Search the data for the word "现在的我". Reproduce every line where it is found.

***

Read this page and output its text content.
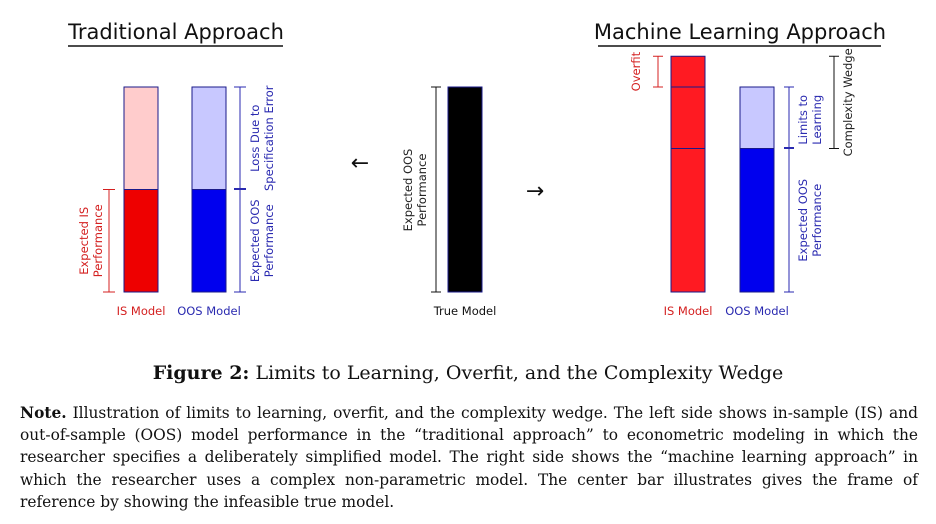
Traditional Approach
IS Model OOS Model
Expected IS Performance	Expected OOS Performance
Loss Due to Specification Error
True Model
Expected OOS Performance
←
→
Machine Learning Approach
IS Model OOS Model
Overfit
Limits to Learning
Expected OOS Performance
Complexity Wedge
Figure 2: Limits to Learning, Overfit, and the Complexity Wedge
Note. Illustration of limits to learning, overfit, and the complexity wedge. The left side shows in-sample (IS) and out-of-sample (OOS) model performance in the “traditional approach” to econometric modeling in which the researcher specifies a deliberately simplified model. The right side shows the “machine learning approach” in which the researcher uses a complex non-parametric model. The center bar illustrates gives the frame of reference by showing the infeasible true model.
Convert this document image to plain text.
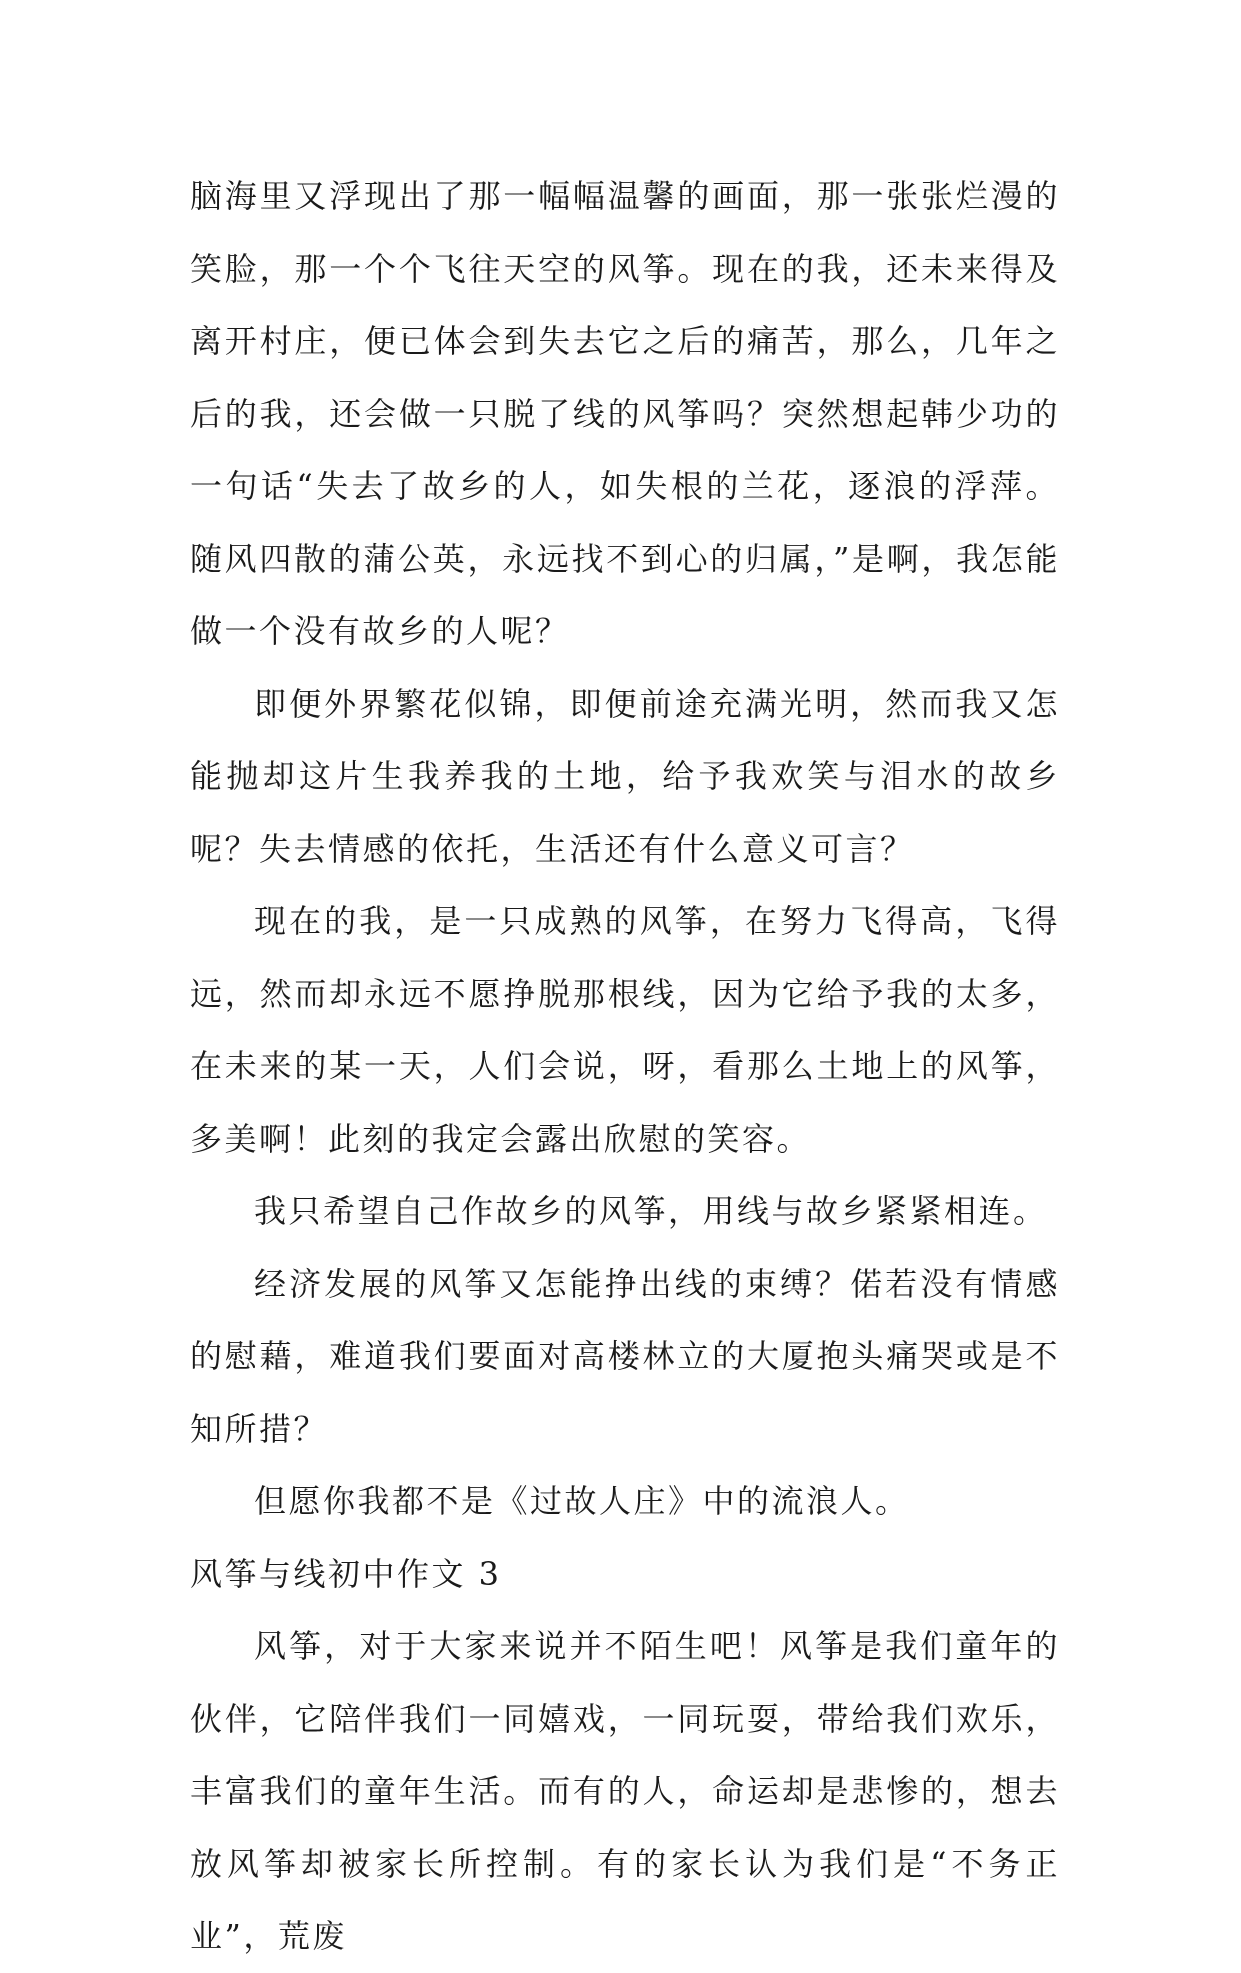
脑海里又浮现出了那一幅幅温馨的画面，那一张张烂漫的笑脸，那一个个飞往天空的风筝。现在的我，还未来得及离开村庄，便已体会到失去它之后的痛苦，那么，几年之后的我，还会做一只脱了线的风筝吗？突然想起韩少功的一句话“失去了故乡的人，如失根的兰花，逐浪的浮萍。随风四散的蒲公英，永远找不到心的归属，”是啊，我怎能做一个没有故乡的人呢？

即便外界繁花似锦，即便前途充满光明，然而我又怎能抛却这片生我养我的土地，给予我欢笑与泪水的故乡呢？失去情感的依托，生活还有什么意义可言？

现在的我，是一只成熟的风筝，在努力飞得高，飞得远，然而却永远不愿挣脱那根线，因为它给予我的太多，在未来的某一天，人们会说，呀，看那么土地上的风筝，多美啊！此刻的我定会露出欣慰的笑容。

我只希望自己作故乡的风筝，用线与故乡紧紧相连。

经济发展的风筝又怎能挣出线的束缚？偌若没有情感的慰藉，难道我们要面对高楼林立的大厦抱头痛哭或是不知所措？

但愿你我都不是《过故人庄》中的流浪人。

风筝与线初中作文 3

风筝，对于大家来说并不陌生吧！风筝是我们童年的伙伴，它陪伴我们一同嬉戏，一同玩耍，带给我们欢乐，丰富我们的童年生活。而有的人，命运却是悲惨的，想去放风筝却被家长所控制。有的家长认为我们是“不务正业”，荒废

***

■ Task answer ■
脑海里又浮现出了那一幅幅温馨的画面，那一张张烂漫的笑脸，那一个个飞往天空的风筝。现在的我，还未来得及离开村庄，便已体会到失去它之后的痛苦，那么，几年之后的我，还会做一只脱了线的风筝吗？突然想起韩少功的一句话“失去了故乡的人，如失根的兰花，逐浪的浮萍。随风四散的蒲公英，永远找不到心的归属，”是啊，我怎能做一个没有故乡的人呢？
现在的我，是一只成熟的风筝，在努力飞得高，飞得远，然而却永远不愿挣脱那根线，因为它给予我的太多，在未来的某一天，人们会说，呀，看那么土地上的风筝，多美啊！此刻的我定会露出欣慰的笑容。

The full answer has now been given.